__Entries shown__:
════════════════
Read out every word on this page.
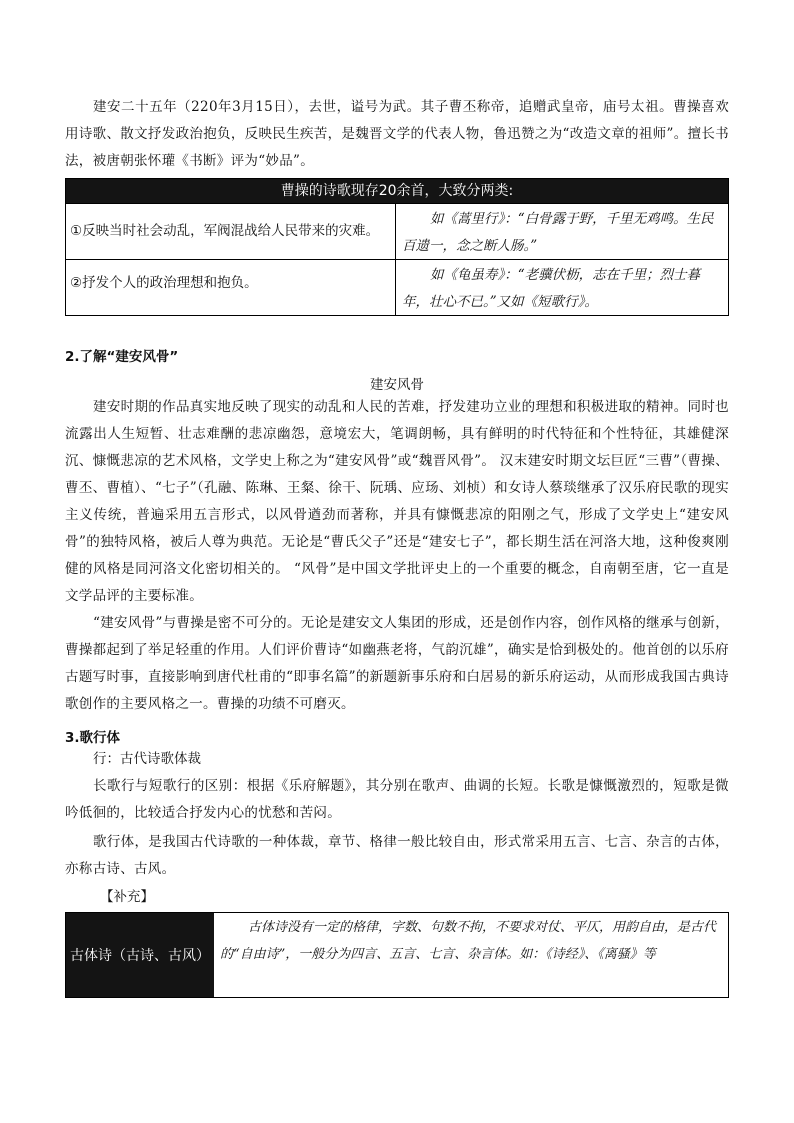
建安二十五年（220年3月15日），去世，谥号为武。其子曹丕称帝，追赠武皇帝，庙号太祖。曹操喜欢用诗歌、散文抒发政治抱负，反映民生疾苦，是魏晋文学的代表人物，鲁迅赞之为“改造文章的祖师”。擅长书法，被唐朝张怀瓘《书断》评为“妙品”。

曹操的诗歌现存20余首，大致分两类:
①反映当时社会动乱，军阀混战给人民带来的灾难。
如《蒿里行》：“白骨露于野，千里无鸡鸣。生民百遗一，念之断人肠。”
②抒发个人的政治理想和抱负。	如《龟虽寿》：“老骥伏枥，志在千里；烈士暮年，壮心不已。”又如《短歌行》。

2.了解“建安风骨”

建安风骨

建安时期的作品真实地反映了现实的动乱和人民的苦难，抒发建功立业的理想和积极进取的精神。同时也流露出人生短暂、壮志难酬的悲凉幽怨，意境宏大，笔调朗畅，具有鲜明的时代特征和个性特征，其雄健深沉、慷慨悲凉的艺术风格，文学史上称之为“建安风骨”或“魏晋风骨”。 汉末建安时期文坛巨匠“三曹”（曹操、曹丕、曹植）、“七子”（孔融、陈琳、王粲、徐干、阮瑀、应玚、刘桢）和女诗人蔡琰继承了汉乐府民歌的现实主义传统，普遍采用五言形式，以风骨遒劲而著称，并具有慷慨悲凉的阳刚之气，形成了文学史上“建安风骨”的独特风格，被后人尊为典范。无论是“曹氏父子”还是“建安七子”，都长期生活在河洛大地，这种俊爽刚健的风格是同河洛文化密切相关的。 “风骨”是中国文学批评史上的一个重要的概念，自南朝至唐，它一直是文学品评的主要标准。

“建安风骨”与曹操是密不可分的。无论是建安文人集团的形成，还是创作内容，创作风格的继承与创新，曹操都起到了举足轻重的作用。人们评价曹诗“如幽燕老将，气韵沉雄”，确实是恰到极处的。他首创的以乐府古题写时事，直接影响到唐代杜甫的“即事名篇”的新题新事乐府和白居易的新乐府运动，从而形成我国古典诗歌创作的主要风格之一。曹操的功绩不可磨灭。

3.歌行体

行：古代诗歌体裁

长歌行与短歌行的区别：根据《乐府解题》，其分别在歌声、曲调的长短。长歌是慷慨激烈的，短歌是微吟低徊的，比较适合抒发内心的忧愁和苦闷。

歌行体，是我国古代诗歌的一种体裁，章节、格律一般比较自由，形式常采用五言、七言、杂言的古体，亦称古诗、古风。

【补充】

古体诗（古诗、古风）
古体诗没有一定的格律，字数、句数不拘，不要求对仗、平仄，用韵自由，是古代的“自由诗”，一般分为四言、五言、七言、杂言体。如：《诗经》、《离骚》等
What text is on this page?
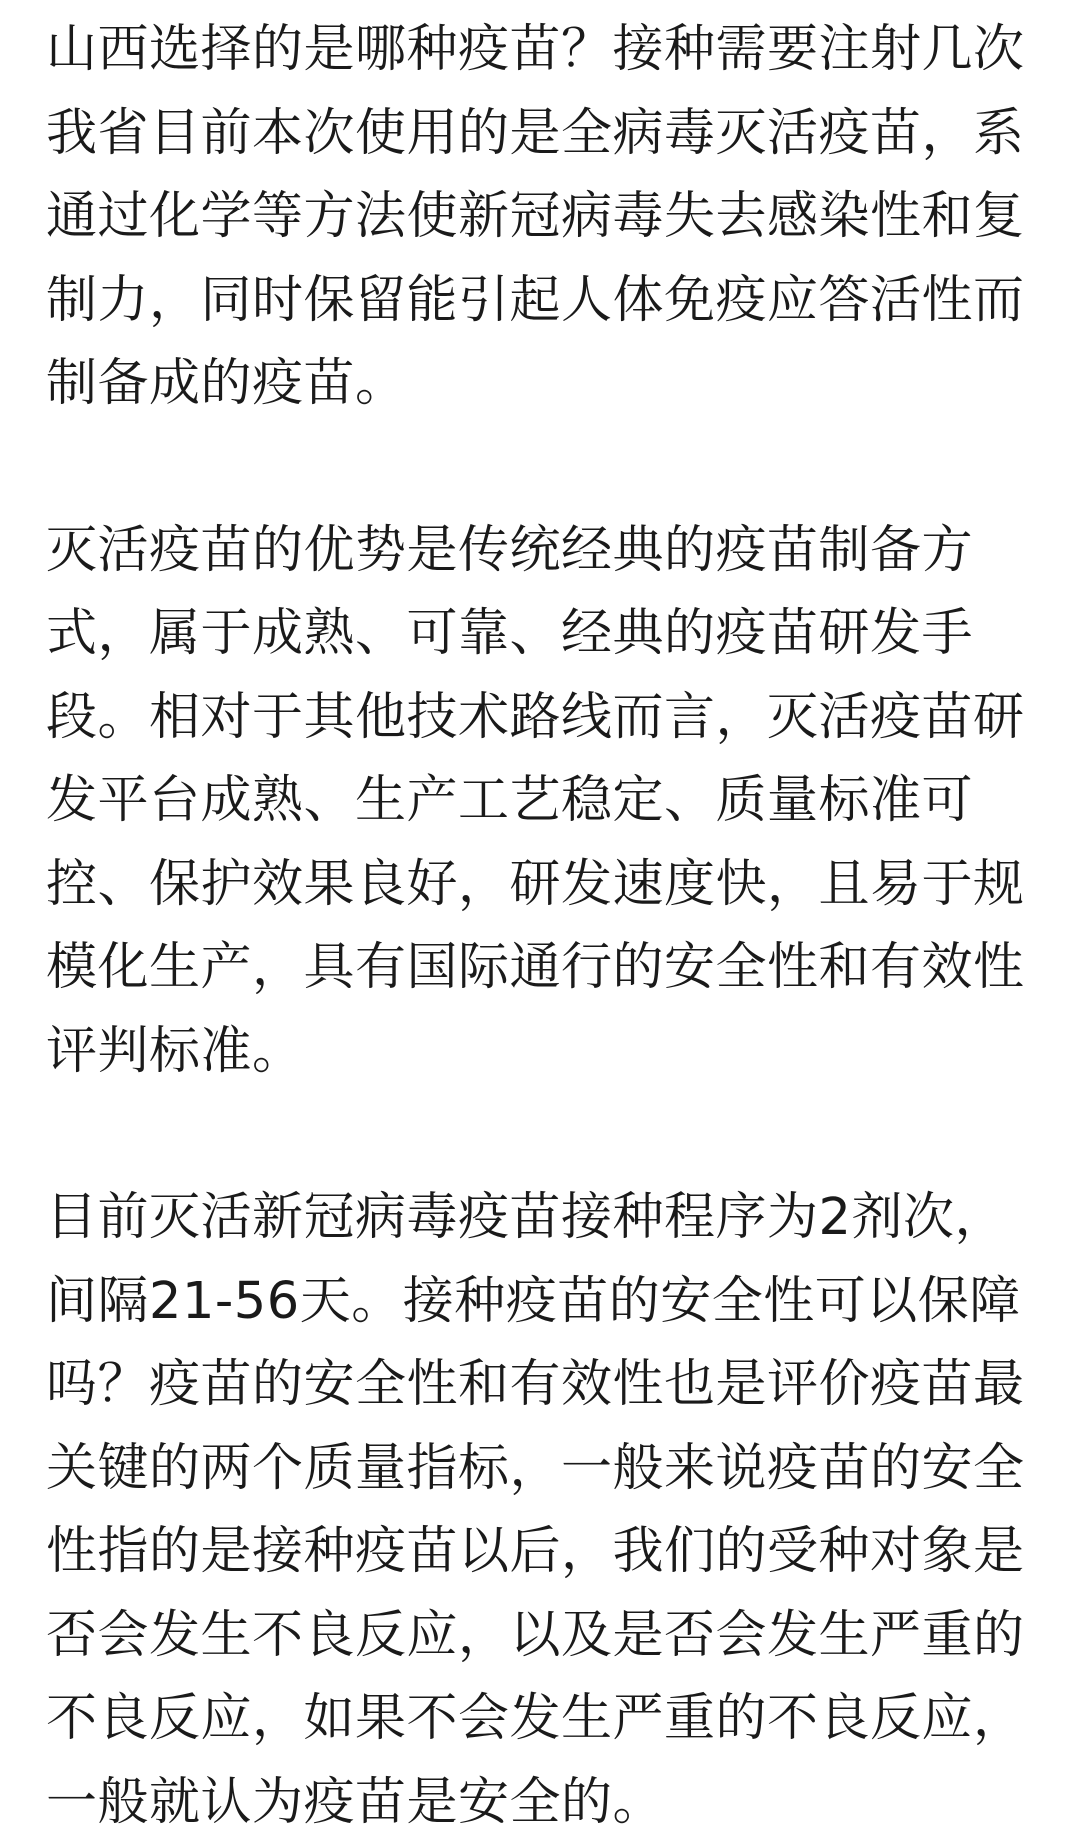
山西选择的是哪种疫苗？接种需要注射几次
我省目前本次使用的是全病毒灭活疫苗，系
通过化学等方法使新冠病毒失去感染性和复
制力，同时保留能引起人体免疫应答活性而
制备成的疫苗。

灭活疫苗的优势是传统经典的疫苗制备方
式，属于成熟、可靠、经典的疫苗研发手
段。相对于其他技术路线而言，灭活疫苗研
发平台成熟、生产工艺稳定、质量标准可
控、保护效果良好，研发速度快，且易于规
模化生产，具有国际通行的安全性和有效性
评判标准。

目前灭活新冠病毒疫苗接种程序为2剂次，
间隔21-56天。接种疫苗的安全性可以保障
吗？疫苗的安全性和有效性也是评价疫苗最
关键的两个质量指标，一般来说疫苗的安全
性指的是接种疫苗以后，我们的受种对象是
否会发生不良反应，以及是否会发生严重的
不良反应，如果不会发生严重的不良反应，
一般就认为疫苗是安全的。
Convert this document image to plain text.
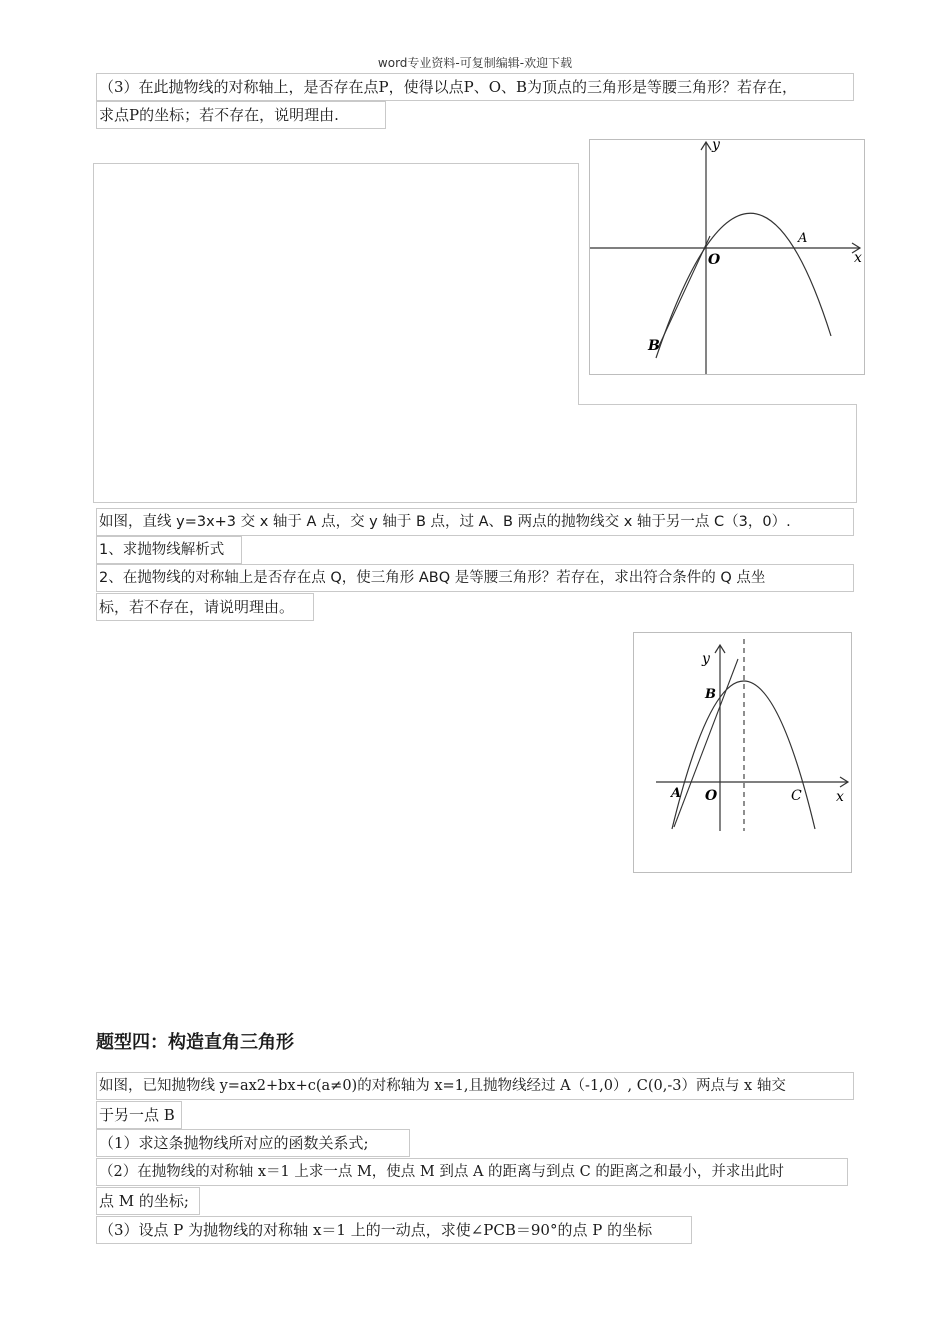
word专业资料-可复制编辑-欢迎下载
（3）在此抛物线的对称轴上，是否存在点P，使得以点P、O、B为顶点的三角形是等腰三角形？若存在，
求点P的坐标；若不存在，说明理由.
y
x
O
A
B
如图，直线 y=3x+3 交 x 轴于 A 点，交 y 轴于 B 点，过 A、B 两点的抛物线交 x 轴于另一点 C（3，0）.
1、求抛物线解析式
2、在抛物线的对称轴上是否存在点 Q，使三角形 ABQ 是等腰三角形？若存在，求出符合条件的 Q 点坐
标，若不存在，请说明理由。
y
x
O
A
B
C
题型四：构造直角三角形
如图，已知抛物线 y=ax2+bx+c(a≠0)的对称轴为 x=1,且抛物线经过 A（-1,0）, C(0,-3）两点与 x 轴交
于另一点 B
（1）求这条抛物线所对应的函数关系式;
（2）在抛物线的对称轴 x＝1 上求一点 M，使点 M 到点 A 的距离与到点 C 的距离之和最小，并求出此时
点 M 的坐标;
（3）设点 P 为抛物线的对称轴 x＝1 上的一动点，求使∠PCB＝90°的点 P 的坐标
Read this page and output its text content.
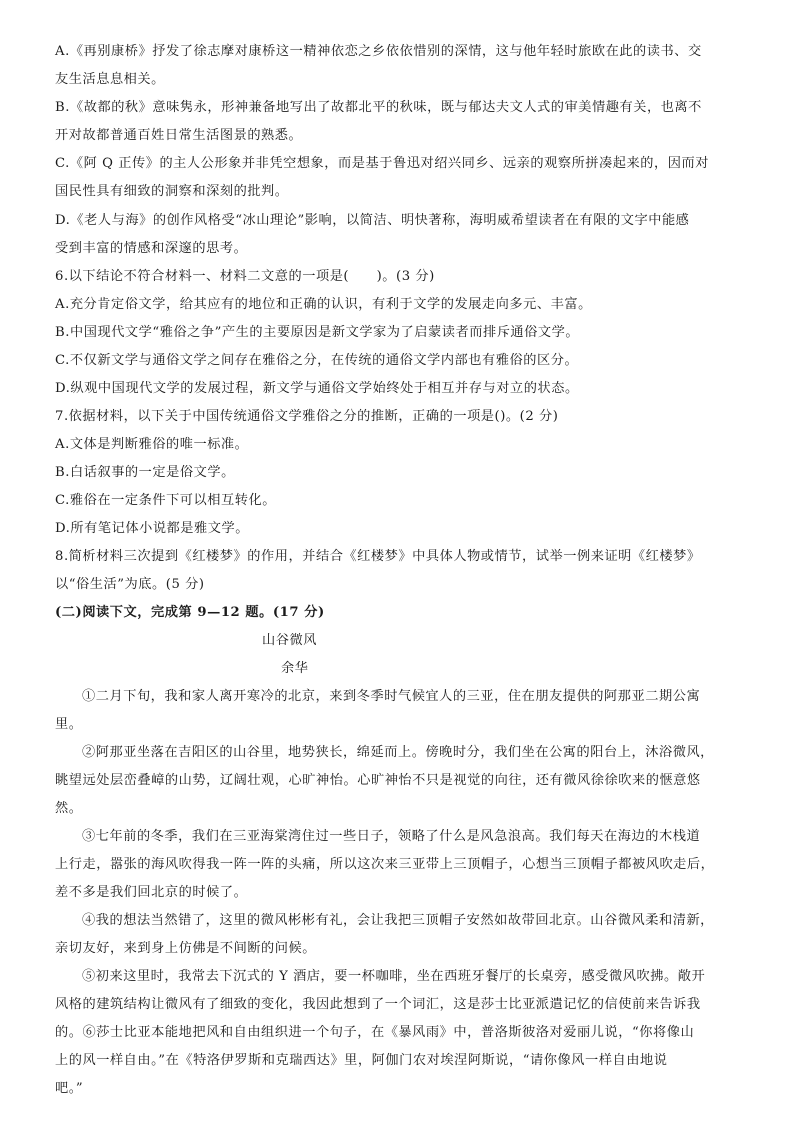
A.《再别康桥》抒发了徐志摩对康桥这一精神依恋之乡依依惜别的深情，这与他年轻时旅欧在此的读书、交
友生活息息相关。
B.《故都的秋》意味隽永，形神兼备地写出了故都北平的秋味，既与郁达夫文人式的审美情趣有关，也离不
开对故都普通百姓日常生活图景的熟悉。
C.《阿 Q 正传》的主人公形象并非凭空想象，而是基于鲁迅对绍兴同乡、远亲的观察所拼凑起来的，因而对
国民性具有细致的洞察和深刻的批判。
D.《老人与海》的创作风格受“冰山理论”影响，以简洁、明快著称，海明威希望读者在有限的文字中能感
受到丰富的情感和深邃的思考。
6.以下结论不符合材料一、材料二文意的一项是(　　)。(3 分)
A.充分肯定俗文学，给其应有的地位和正确的认识，有利于文学的发展走向多元、丰富。
B.中国现代文学“雅俗之争”产生的主要原因是新文学家为了启蒙读者而排斥通俗文学。
C.不仅新文学与通俗文学之间存在雅俗之分，在传统的通俗文学内部也有雅俗的区分。
D.纵观中国现代文学的发展过程，新文学与通俗文学始终处于相互并存与对立的状态。
7.依据材料，以下关于中国传统通俗文学雅俗之分的推断，正确的一项是()。(2 分)
A.文体是判断雅俗的唯一标准。
B.白话叙事的一定是俗文学。
C.雅俗在一定条件下可以相互转化。
D.所有笔记体小说都是雅文学。
8.简析材料三次提到《红楼梦》的作用，并结合《红楼梦》中具体人物或情节，试举一例来证明《红楼梦》
以“俗生活”为底。(5 分)
(二)阅读下文，完成第 9—12 题。(17 分)
山谷微风
余华
①二月下旬，我和家人离开寒冷的北京，来到冬季时气候宜人的三亚，住在朋友提供的阿那亚二期公寓
里。
②阿那亚坐落在吉阳区的山谷里，地势狭长，绵延而上。傍晚时分，我们坐在公寓的阳台上，沐浴微风，
眺望远处层峦叠嶂的山势，辽阔壮观，心旷神怡。心旷神怡不只是视觉的向往，还有微风徐徐吹来的惬意悠
然。
③七年前的冬季，我们在三亚海棠湾住过一些日子，领略了什么是风急浪高。我们每天在海边的木栈道
上行走，嚣张的海风吹得我一阵一阵的头痛，所以这次来三亚带上三顶帽子，心想当三顶帽子都被风吹走后，
差不多是我们回北京的时候了。
④我的想法当然错了，这里的微风彬彬有礼，会让我把三顶帽子安然如故带回北京。山谷微风柔和清新，
亲切友好，来到身上仿佛是不间断的问候。
⑤初来这里时，我常去下沉式的 Y 酒店，要一杯咖啡，坐在西班牙餐厅的长桌旁，感受微风吹拂。敞开
风格的建筑结构让微风有了细致的变化，我因此想到了一个词汇，这是莎士比亚派遣记忆的信使前来告诉我
的。⑥莎士比亚本能地把风和自由组织进一个句子，在《暴风雨》中，普洛斯彼洛对爱丽儿说，“你将像山
上的风一样自由。”在《特洛伊罗斯和克瑞西达》里，阿伽门农对埃涅阿斯说，“请你像风一样自由地说
吧。”
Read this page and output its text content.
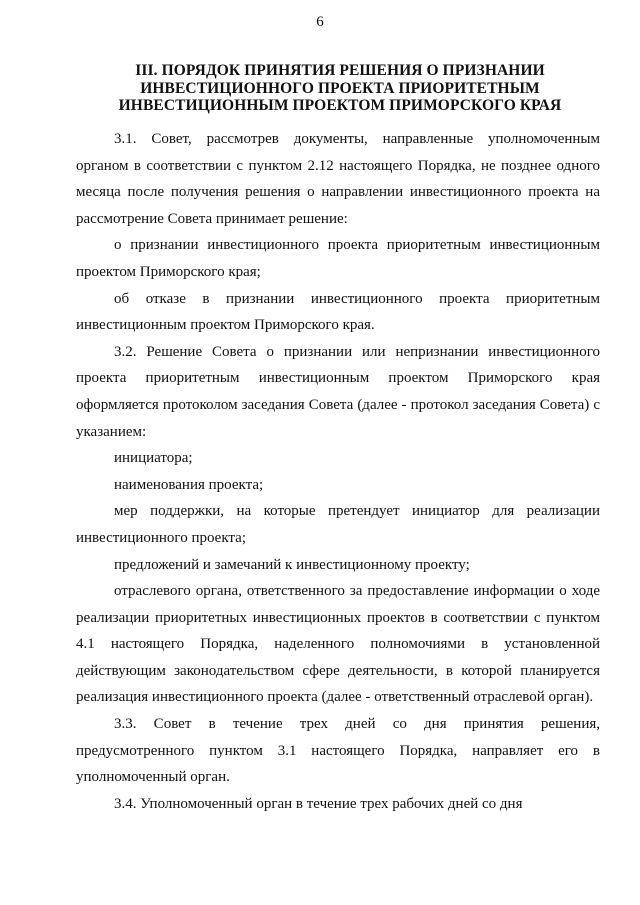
6
III. ПОРЯДОК ПРИНЯТИЯ РЕШЕНИЯ О ПРИЗНАНИИ
ИНВЕСТИЦИОННОГО ПРОЕКТА ПРИОРИТЕТНЫМ
ИНВЕСТИЦИОННЫМ ПРОЕКТОМ ПРИМОРСКОГО КРАЯ

3.1. Совет, рассмотрев документы, направленные уполномоченным органом в соответствии с пунктом 2.12 настоящего Порядка, не позднее одного месяца после получения решения о направлении инвестиционного проекта на рассмотрение Совета принимает решение:

о признании инвестиционного проекта приоритетным инвестиционным проектом Приморского края;

об отказе в признании инвестиционного проекта приоритетным инвестиционным проектом Приморского края.

3.2. Решение Совета о признании или непризнании инвестиционного проекта приоритетным инвестиционным проектом Приморского края оформляется протоколом заседания Совета (далее - протокол заседания Совета) с указанием:

инициатора;

наименования проекта;

мер поддержки, на которые претендует инициатор для реализации инвестиционного проекта;

предложений и замечаний к инвестиционному проекту;

отраслевого органа, ответственного за предоставление информации о ходе реализации приоритетных инвестиционных проектов в соответствии с пунктом 4.1 настоящего Порядка, наделенного полномочиями в установленной действующим законодательством сфере деятельности, в которой планируется реализация инвестиционного проекта (далее - ответственный отраслевой орган).

3.3. Совет в течение трех дней со дня принятия решения, предусмотренного пунктом 3.1 настоящего Порядка, направляет его в уполномоченный орган.

3.4. Уполномоченный орган в течение трех рабочих дней со дня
════════════════
__Work to be completed__: Look through the records and gather each line with the word "дней".

__Problem solution__:
3.3. Совет в течение трех дней со дня принятия решения, предусмотренного пунктом 3.1 настоящего Порядка, направляет его в уполномоченный орган.
3.4. Уполномоченный орган в течение трех рабочих дней со дня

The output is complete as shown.